Check each line of the data below for the word "title", then extract the ones that have it.
[Start AVAILABLE DATA]
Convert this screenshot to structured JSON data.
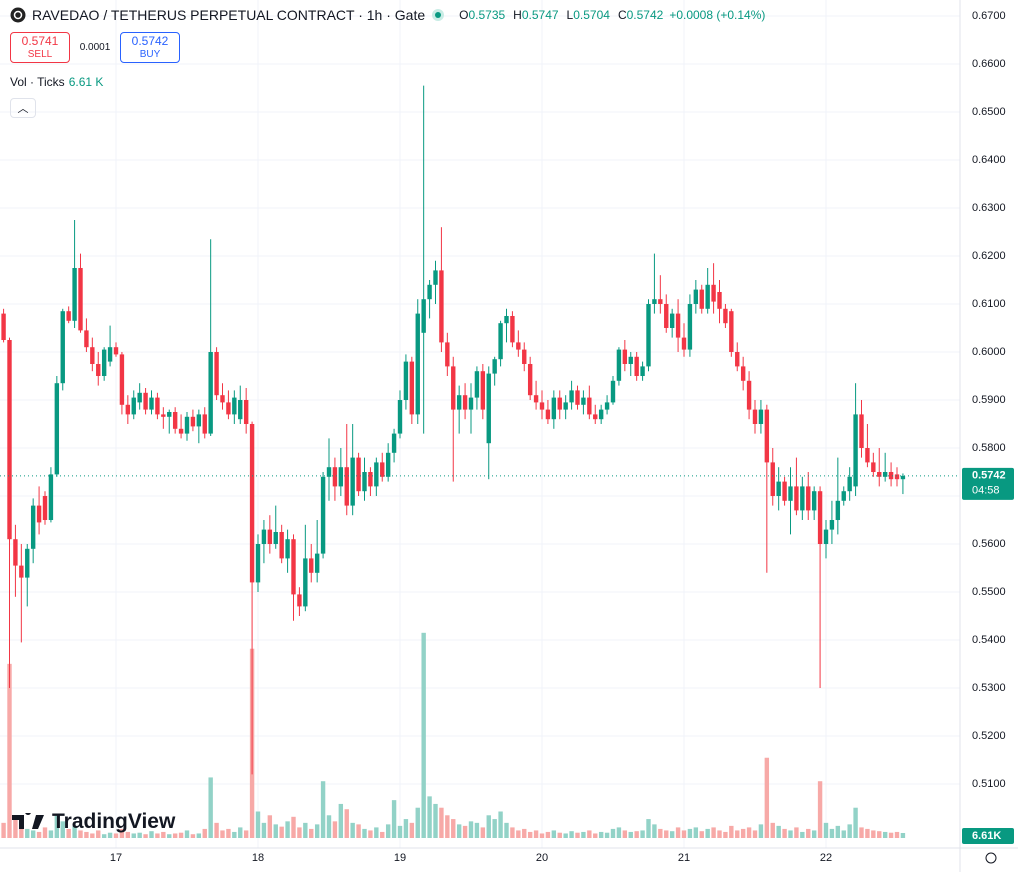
{
  "header": {
    "title": "RAVEDAO / TETHERUS PERPETUAL CONTRACT · 1h · Gate",
    "ohlc": [
      {
        "key": "O",
        "value": "0.5735"
      },
      {
        "key": "H",
        "value": "0.5747"
      },
      {
        "key": "L",
        "value": "0.5704"
      },
      {
        "key": "C",
        "value": "0.5742"
      }
    ],
    "change": "+0.0008 (+0.14%)"
  },
  "trade": {
    "sell_price": "0.5741",
    "sell_label": "SELL",
    "spread": "0.0001",
    "buy_price": "0.5742",
    "buy_label": "BUY"
  },
  "volume_legend": {
    "title": "Vol · Ticks",
    "value": "6.61 K"
  },
  "watermark": "TradingView",
  "chart_data": {
    "type": "candlestick",
    "x": [
      null,
      null,
      null,
      null,
      null,
      null,
      null,
      null,
      null,
      null,
      null,
      null,
      null,
      null,
      null,
      null,
      null,
      null,
      null,
      null,
      "17",
      null,
      null,
      null,
      null,
      null,
      null,
      null,
      null,
      null,
      null,
      null,
      null,
      null,
      null,
      null,
      null,
      null,
      null,
      null,
      null,
      null,
      null,
      null,
      "18",
      null,
      null,
      null,
      null,
      null,
      null,
      null,
      null,
      null,
      null,
      null,
      null,
      null,
      null,
      null,
      null,
      null,
      null,
      null,
      null,
      null,
      null,
      null,
      "19",
      null,
      null,
      null,
      null,
      null,
      null,
      null,
      null,
      null,
      null,
      null,
      null,
      null,
      null,
      null,
      null,
      null,
      null,
      null,
      null,
      null,
      null,
      null,
      "20",
      null,
      null,
      null,
      null,
      null,
      null,
      null,
      null,
      null,
      null,
      null,
      null,
      null,
      null,
      null,
      null,
      null,
      null,
      null,
      null,
      null,
      null,
      null,
      "21",
      null,
      null,
      null,
      null,
      null,
      null,
      null,
      null,
      null,
      null,
      null,
      null,
      null,
      null,
      null,
      null,
      null,
      null,
      null,
      null,
      null,
      null,
      null,
      "22",
      null,
      null,
      null,
      null,
      null,
      null,
      null,
      null,
      null,
      null,
      null,
      null,
      null
    ],
    "open": [
      0.617,
      0.608,
      0.6025,
      0.561,
      0.5555,
      0.553,
      0.559,
      0.568,
      0.57,
      0.565,
      0.5745,
      0.5935,
      0.6085,
      0.6065,
      0.6175,
      0.6045,
      0.601,
      0.5975,
      0.595,
      0.598,
      0.601,
      0.5995,
      0.589,
      0.587,
      0.5895,
      0.5915,
      0.588,
      0.5905,
      0.587,
      0.5865,
      0.5875,
      0.584,
      0.583,
      0.5865,
      0.5845,
      0.587,
      0.583,
      0.6,
      0.591,
      0.5895,
      0.587,
      0.586,
      0.59,
      0.585,
      0.552,
      0.56,
      0.563,
      0.56,
      0.5625,
      0.557,
      0.561,
      0.5495,
      0.547,
      0.557,
      0.554,
      0.558,
      0.574,
      0.576,
      0.572,
      0.576,
      0.568,
      0.578,
      0.571,
      0.575,
      0.572,
      0.577,
      0.574,
      0.579,
      0.583,
      0.59,
      0.598,
      0.587,
      0.604,
      0.611,
      0.614,
      0.617,
      0.602,
      0.597,
      0.588,
      0.591,
      0.588,
      0.5905,
      0.596,
      0.581,
      0.5955,
      0.5985,
      0.606,
      0.6075,
      0.602,
      0.6005,
      0.5975,
      0.591,
      0.5895,
      0.588,
      0.586,
      0.5905,
      0.588,
      0.5895,
      0.592,
      0.589,
      0.5905,
      0.587,
      0.586,
      0.588,
      0.5895,
      0.594,
      0.6005,
      0.5975,
      0.599,
      0.595,
      0.597,
      0.61,
      0.611,
      0.61,
      0.605,
      0.608,
      0.603,
      0.6005,
      0.61,
      0.613,
      0.609,
      0.614,
      0.6125,
      0.609,
      0.6085,
      0.6,
      0.597,
      0.594,
      0.588,
      0.585,
      0.588,
      0.577,
      0.57,
      0.573,
      0.569,
      0.572,
      0.567,
      0.572,
      0.567,
      0.571,
      0.56,
      0.563,
      0.565,
      0.569,
      0.571,
      0.572,
      0.587,
      0.58,
      0.577,
      0.575,
      0.574,
      0.575,
      0.5745,
      0.5735
    ],
    "high": [
      0.6175,
      0.609,
      0.603,
      0.564,
      0.56,
      0.56,
      0.5695,
      0.572,
      0.571,
      0.576,
      0.595,
      0.609,
      0.6095,
      0.6275,
      0.6205,
      0.607,
      0.603,
      0.6,
      0.601,
      0.6055,
      0.602,
      0.6,
      0.591,
      0.592,
      0.5935,
      0.5925,
      0.592,
      0.5915,
      0.5885,
      0.588,
      0.5885,
      0.587,
      0.5875,
      0.588,
      0.588,
      0.5885,
      0.6235,
      0.601,
      0.5935,
      0.592,
      0.592,
      0.593,
      0.5925,
      0.5855,
      0.562,
      0.565,
      0.566,
      0.568,
      0.564,
      0.563,
      0.562,
      0.551,
      0.564,
      0.56,
      0.565,
      0.575,
      0.582,
      0.578,
      0.58,
      0.585,
      0.585,
      0.579,
      0.578,
      0.576,
      0.578,
      0.579,
      0.581,
      0.584,
      0.592,
      0.5995,
      0.599,
      0.611,
      0.6555,
      0.615,
      0.619,
      0.626,
      0.604,
      0.599,
      0.593,
      0.5935,
      0.5935,
      0.597,
      0.5975,
      0.597,
      0.599,
      0.6065,
      0.609,
      0.6085,
      0.6045,
      0.602,
      0.599,
      0.594,
      0.592,
      0.59,
      0.592,
      0.592,
      0.591,
      0.594,
      0.593,
      0.592,
      0.593,
      0.589,
      0.589,
      0.591,
      0.595,
      0.601,
      0.6025,
      0.6,
      0.6,
      0.598,
      0.611,
      0.6205,
      0.616,
      0.612,
      0.609,
      0.611,
      0.606,
      0.612,
      0.615,
      0.614,
      0.6175,
      0.6185,
      0.615,
      0.61,
      0.609,
      0.602,
      0.599,
      0.596,
      0.59,
      0.59,
      0.589,
      0.58,
      0.576,
      0.574,
      0.576,
      0.578,
      0.574,
      0.575,
      0.572,
      0.572,
      0.565,
      0.569,
      0.578,
      0.572,
      0.576,
      0.5935,
      0.59,
      0.585,
      0.579,
      0.58,
      0.579,
      0.577,
      0.576,
      0.5747
    ],
    "low": [
      0.608,
      0.602,
      0.53,
      0.549,
      0.5395,
      0.547,
      0.556,
      0.562,
      0.564,
      0.5645,
      0.574,
      0.592,
      0.606,
      0.605,
      0.604,
      0.6,
      0.596,
      0.593,
      0.594,
      0.597,
      0.599,
      0.587,
      0.585,
      0.586,
      0.588,
      0.587,
      0.587,
      0.586,
      0.584,
      0.583,
      0.583,
      0.582,
      0.5815,
      0.5835,
      0.581,
      0.582,
      0.5825,
      0.59,
      0.588,
      0.586,
      0.585,
      0.585,
      0.583,
      0.512,
      0.55,
      0.556,
      0.558,
      0.559,
      0.556,
      0.554,
      0.544,
      0.545,
      0.546,
      0.552,
      0.552,
      0.557,
      0.569,
      0.569,
      0.57,
      0.566,
      0.566,
      0.57,
      0.569,
      0.57,
      0.57,
      0.573,
      0.573,
      0.577,
      0.582,
      0.588,
      0.585,
      0.585,
      0.583,
      0.607,
      0.61,
      0.6,
      0.595,
      0.573,
      0.583,
      0.586,
      0.583,
      0.588,
      0.586,
      0.5735,
      0.593,
      0.597,
      0.602,
      0.601,
      0.599,
      0.596,
      0.59,
      0.588,
      0.586,
      0.585,
      0.584,
      0.586,
      0.586,
      0.588,
      0.588,
      0.587,
      0.586,
      0.585,
      0.585,
      0.587,
      0.589,
      0.593,
      0.596,
      0.595,
      0.594,
      0.594,
      0.596,
      0.608,
      0.608,
      0.604,
      0.603,
      0.6,
      0.599,
      0.599,
      0.608,
      0.608,
      0.608,
      0.608,
      0.606,
      0.605,
      0.599,
      0.596,
      0.592,
      0.586,
      0.583,
      0.583,
      0.554,
      0.568,
      0.567,
      0.568,
      0.562,
      0.566,
      0.565,
      0.565,
      0.565,
      0.53,
      0.557,
      0.56,
      0.562,
      0.568,
      0.569,
      0.57,
      0.578,
      0.576,
      0.574,
      0.572,
      0.573,
      0.572,
      0.572,
      0.5704
    ],
    "close": [
      0.6085,
      0.6025,
      0.561,
      0.5555,
      0.553,
      0.559,
      0.568,
      0.5645,
      0.565,
      0.5745,
      0.5935,
      0.6085,
      0.6065,
      0.6175,
      0.6045,
      0.601,
      0.5975,
      0.595,
      0.6005,
      0.601,
      0.5995,
      0.589,
      0.587,
      0.5905,
      0.5915,
      0.588,
      0.5905,
      0.587,
      0.5865,
      0.5875,
      0.584,
      0.583,
      0.5865,
      0.5845,
      0.587,
      0.583,
      0.6,
      0.591,
      0.5895,
      0.587,
      0.5905,
      0.59,
      0.585,
      0.552,
      0.56,
      0.563,
      0.56,
      0.5625,
      0.557,
      0.561,
      0.5495,
      0.547,
      0.557,
      0.554,
      0.558,
      0.574,
      0.576,
      0.572,
      0.576,
      0.568,
      0.578,
      0.571,
      0.575,
      0.572,
      0.577,
      0.574,
      0.579,
      0.583,
      0.59,
      0.598,
      0.587,
      0.608,
      0.611,
      0.614,
      0.617,
      0.602,
      0.597,
      0.588,
      0.591,
      0.588,
      0.5905,
      0.596,
      0.588,
      0.5955,
      0.5985,
      0.606,
      0.6075,
      0.602,
      0.6005,
      0.5975,
      0.591,
      0.5895,
      0.588,
      0.586,
      0.5905,
      0.588,
      0.5895,
      0.592,
      0.589,
      0.5905,
      0.587,
      0.586,
      0.588,
      0.5895,
      0.594,
      0.6005,
      0.5975,
      0.599,
      0.595,
      0.597,
      0.61,
      0.611,
      0.61,
      0.605,
      0.608,
      0.603,
      0.6005,
      0.61,
      0.613,
      0.609,
      0.614,
      0.6105,
      0.609,
      0.606,
      0.6,
      0.597,
      0.594,
      0.588,
      0.585,
      0.588,
      0.577,
      0.57,
      0.573,
      0.569,
      0.572,
      0.567,
      0.572,
      0.567,
      0.571,
      0.56,
      0.563,
      0.565,
      0.569,
      0.571,
      0.574,
      0.587,
      0.58,
      0.577,
      0.575,
      0.574,
      0.575,
      0.5735,
      0.5735,
      0.5742
    ],
    "volume": [
      12000,
      20000,
      230000,
      30000,
      15000,
      12000,
      10000,
      8000,
      14000,
      10000,
      30000,
      22000,
      12000,
      16000,
      10000,
      8000,
      6000,
      10000,
      5000,
      7000,
      6000,
      12000,
      8000,
      6000,
      7000,
      5000,
      9000,
      6000,
      8000,
      5000,
      6000,
      7000,
      10000,
      5000,
      6000,
      12000,
      80000,
      20000,
      10000,
      12000,
      8000,
      14000,
      10000,
      250000,
      35000,
      20000,
      30000,
      18000,
      15000,
      22000,
      28000,
      14000,
      20000,
      12000,
      18000,
      75000,
      30000,
      22000,
      45000,
      38000,
      20000,
      18000,
      12000,
      10000,
      14000,
      8000,
      18000,
      50000,
      16000,
      25000,
      20000,
      40000,
      271000,
      55000,
      45000,
      40000,
      30000,
      25000,
      18000,
      16000,
      22000,
      20000,
      14000,
      30000,
      25000,
      35000,
      20000,
      14000,
      10000,
      12000,
      8000,
      10000,
      6000,
      8000,
      10000,
      7000,
      6000,
      9000,
      7000,
      8000,
      10000,
      6000,
      8000,
      7000,
      12000,
      14000,
      10000,
      8000,
      9000,
      10000,
      25000,
      18000,
      12000,
      10000,
      9000,
      14000,
      10000,
      12000,
      14000,
      9000,
      12000,
      14000,
      10000,
      8000,
      16000,
      10000,
      12000,
      14000,
      10000,
      18000,
      106000,
      20000,
      16000,
      12000,
      10000,
      14000,
      8000,
      12000,
      10000,
      75000,
      20000,
      12000,
      16000,
      10000,
      18000,
      40000,
      14000,
      12000,
      10000,
      9000,
      8000,
      7000,
      8000,
      6610
    ],
    "volume_label": "6.61K",
    "volume_ylim": [
      0,
      280000
    ],
    "ylim": [
      0.49667,
      0.67333
    ],
    "yticks": [
      {
        "value": 0.67,
        "label": "0.6700"
      },
      {
        "value": 0.66,
        "label": "0.6600"
      },
      {
        "value": 0.65,
        "label": "0.6500"
      },
      {
        "value": 0.64,
        "label": "0.6400"
      },
      {
        "value": 0.63,
        "label": "0.6300"
      },
      {
        "value": 0.62,
        "label": "0.6200"
      },
      {
        "value": 0.61,
        "label": "0.6100"
      },
      {
        "value": 0.6,
        "label": "0.6000"
      },
      {
        "value": 0.59,
        "label": "0.5900"
      },
      {
        "value": 0.58,
        "label": "0.5800"
      },
      {
        "value": 0.57,
        "label": "0.5700"
      },
      {
        "value": 0.56,
        "label": "0.5600"
      },
      {
        "value": 0.55,
        "label": "0.5500"
      },
      {
        "value": 0.54,
        "label": "0.5400"
      },
      {
        "value": 0.53,
        "label": "0.5300"
      },
      {
        "value": 0.52,
        "label": "0.5200"
      },
      {
        "value": 0.51,
        "label": "0.5100"
      }
    ],
    "last_price": {
      "value": 0.5742,
      "label": "0.5742"
    },
    "countdown": "04:58",
    "up_color": "#089981",
    "down_color": "#f23645",
    "up_volume_color": "#92d2c7",
    "down_volume_color": "#f7a9a7",
    "grid": true
  }
}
[End AVAILABLE DATA]
CORRECT OUTPUT:
    "title": "RAVEDAO / TETHERUS PERPETUAL CONTRACT · 1h · Gate",
    "title": "Vol · Ticks",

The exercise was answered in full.